Conservative Catholics renewed the call to purge homosexuals from the clergy in light of the abuse allegations against Cardinal Theodore McCarrick.

Theologically conservative church leadership and lay faithful claim that credible allegations that McCarrick abused young seminarians highlight the fact that homosexuality, as opposed to pedophilia, is the root cause of clerical sex abuse. Some moderate and liberal church leaders, like Cardinal Blase Cupich, have cautioned against expelling all gay priests, arguing that the culture of clericalism, not homosexuality, enables abuse. Conservatives reject that claim as either ignorant or deceitful in light of the fact that the overwhelming majority of victims of clerical abuse are post-pubescent males. (RELATED: WaPo Opinion Writer Says Catholic Church Has A Gay Priest Problem)

Michael Hichborn, president of the Lepanto Institute, therefore urged a “complete and thorough removal of all homosexual clergymen from the Church,” according to The Associated Press.

“It is going to be difficult and will likely result in a very serious priest shortage. But it’s definitely worth the effort,” he added.

Cupich, archbishop of Chicago, said he “would be very careful” about arguing homosexuality among the clergy was the root cause of abuse.

“I really believe that the issue here is more about a culture of clericalism in which some who are ordained feel they are privileged and therefore protected so that they can do what they want,” he told America, a Jesuit magazine.

Rev. James Martin, an outspoken Jesuit priest in New York and editor-at-large of America, echoed Cupich’s concern, saying, “The idea of a purge of gay priests is both ridiculous and dangerous,” highlighting the fact that there is a substantial number of gay individuals within the priesthood.

“Any purge would empty parishes and religious orders of the thousands of priests (and bishops) who lead healthy lives of service and faithful lives of celibacy,” Martin added, according to The AP.

════════════════════

_To do_:
**A.** Say whether each statement agrees with the article on calls to remove gay priests. Answer yes or no for each and quote the deciding words. (i) Cupich said he would be cautious about calling homosexuality among clergy the root cause of abuse. (ii) Michael Hichborn leads the Lepanto Institute. (iii) James Martin is the editor-in-chief of America.
**B.** Using the article on calls to remove gay priests, answer these questions:
(i) What kind of magazine is America?
(ii) According to Hichborn, what would the removal likely result in?
(iii) In what city is James Martin based?
**C.** Print the part of the article on calls to remove gay priests that begins at the words "Rev. James Martin, an" and stops after the words "within the priesthood.", keeping every word unchanged.

════════════════════

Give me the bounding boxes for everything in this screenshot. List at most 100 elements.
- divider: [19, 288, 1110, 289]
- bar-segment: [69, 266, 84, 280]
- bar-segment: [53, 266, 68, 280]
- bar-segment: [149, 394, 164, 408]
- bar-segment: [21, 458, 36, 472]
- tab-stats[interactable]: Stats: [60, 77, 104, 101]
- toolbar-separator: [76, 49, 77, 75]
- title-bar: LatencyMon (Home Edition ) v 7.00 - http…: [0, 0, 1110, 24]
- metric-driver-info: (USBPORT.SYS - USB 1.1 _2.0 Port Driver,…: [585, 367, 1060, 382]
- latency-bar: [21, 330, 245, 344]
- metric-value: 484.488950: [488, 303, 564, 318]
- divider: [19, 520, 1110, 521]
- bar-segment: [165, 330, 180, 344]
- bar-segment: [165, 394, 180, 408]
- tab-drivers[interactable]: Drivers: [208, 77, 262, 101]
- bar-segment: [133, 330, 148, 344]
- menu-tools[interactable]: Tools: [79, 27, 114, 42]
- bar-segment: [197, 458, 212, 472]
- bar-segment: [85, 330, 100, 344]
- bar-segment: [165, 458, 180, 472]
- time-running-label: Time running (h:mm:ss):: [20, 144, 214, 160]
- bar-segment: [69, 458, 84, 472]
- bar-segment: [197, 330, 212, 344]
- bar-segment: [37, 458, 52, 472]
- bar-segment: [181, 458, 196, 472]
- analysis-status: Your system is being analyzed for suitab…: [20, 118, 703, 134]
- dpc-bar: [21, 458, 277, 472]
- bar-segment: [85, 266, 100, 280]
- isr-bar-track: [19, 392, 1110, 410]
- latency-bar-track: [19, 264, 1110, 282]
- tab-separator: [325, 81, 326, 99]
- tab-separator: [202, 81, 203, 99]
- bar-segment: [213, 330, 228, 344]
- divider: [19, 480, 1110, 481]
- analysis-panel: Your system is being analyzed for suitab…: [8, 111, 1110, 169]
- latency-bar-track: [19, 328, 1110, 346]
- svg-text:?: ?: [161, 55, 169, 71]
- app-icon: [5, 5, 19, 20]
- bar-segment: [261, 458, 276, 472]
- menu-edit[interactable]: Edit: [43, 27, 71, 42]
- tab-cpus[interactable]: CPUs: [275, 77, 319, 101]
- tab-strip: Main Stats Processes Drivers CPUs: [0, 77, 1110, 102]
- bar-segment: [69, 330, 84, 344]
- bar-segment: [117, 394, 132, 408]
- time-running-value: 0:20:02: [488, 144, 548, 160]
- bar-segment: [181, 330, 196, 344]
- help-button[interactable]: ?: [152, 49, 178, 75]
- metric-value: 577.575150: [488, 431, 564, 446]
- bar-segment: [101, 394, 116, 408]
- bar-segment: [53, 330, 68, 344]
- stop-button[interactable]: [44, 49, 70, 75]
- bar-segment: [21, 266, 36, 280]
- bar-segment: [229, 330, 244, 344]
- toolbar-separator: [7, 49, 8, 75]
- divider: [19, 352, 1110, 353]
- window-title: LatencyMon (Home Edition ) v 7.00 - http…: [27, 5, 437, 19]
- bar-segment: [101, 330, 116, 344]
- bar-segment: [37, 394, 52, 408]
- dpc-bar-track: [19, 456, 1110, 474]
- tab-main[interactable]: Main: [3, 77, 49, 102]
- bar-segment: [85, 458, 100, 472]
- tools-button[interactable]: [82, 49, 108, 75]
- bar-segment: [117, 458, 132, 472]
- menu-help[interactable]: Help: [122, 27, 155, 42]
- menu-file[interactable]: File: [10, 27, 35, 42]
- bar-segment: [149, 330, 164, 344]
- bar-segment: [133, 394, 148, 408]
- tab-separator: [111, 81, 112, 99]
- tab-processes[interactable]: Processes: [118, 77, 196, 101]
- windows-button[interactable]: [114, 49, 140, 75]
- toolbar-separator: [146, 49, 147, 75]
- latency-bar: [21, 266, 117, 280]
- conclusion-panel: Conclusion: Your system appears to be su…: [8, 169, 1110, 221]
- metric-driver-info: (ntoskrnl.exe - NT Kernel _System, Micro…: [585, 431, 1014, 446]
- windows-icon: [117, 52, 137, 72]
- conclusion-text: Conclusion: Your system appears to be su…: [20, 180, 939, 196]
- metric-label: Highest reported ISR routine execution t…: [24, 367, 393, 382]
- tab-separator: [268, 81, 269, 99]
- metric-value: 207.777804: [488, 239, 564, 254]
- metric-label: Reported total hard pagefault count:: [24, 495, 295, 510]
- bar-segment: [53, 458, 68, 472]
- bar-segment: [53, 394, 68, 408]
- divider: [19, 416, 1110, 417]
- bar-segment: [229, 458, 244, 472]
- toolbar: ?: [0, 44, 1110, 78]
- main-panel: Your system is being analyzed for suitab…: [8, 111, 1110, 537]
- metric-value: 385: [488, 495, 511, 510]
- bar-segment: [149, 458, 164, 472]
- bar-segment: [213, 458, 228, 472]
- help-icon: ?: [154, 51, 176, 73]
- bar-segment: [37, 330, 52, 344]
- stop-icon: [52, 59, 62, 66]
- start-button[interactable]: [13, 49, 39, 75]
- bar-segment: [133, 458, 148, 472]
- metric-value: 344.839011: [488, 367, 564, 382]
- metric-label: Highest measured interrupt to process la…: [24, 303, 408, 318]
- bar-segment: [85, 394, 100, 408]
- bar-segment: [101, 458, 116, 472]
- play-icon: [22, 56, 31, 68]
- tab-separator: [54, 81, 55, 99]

════════════════════

_Results of the exercise_:
**A.**
(i) Yes: "would be very careful"
(ii) Yes: "Michael Hichborn, president of the Lepanto Institute"
(iii) No: "editor-at-large of America"

**B.**
(i) A Jesuit magazine.
(ii) A very serious priest shortage.
(iii) New York.

**C.**
Rev. James Martin, an outspoken Jesuit priest in New York and editor-at-large of America, echoed Cupich’s concern, saying, “The idea of a purge of gay priests is both ridiculous and dangerous,” highlighting the fact that there is a substantial number of gay individuals within the priesthood.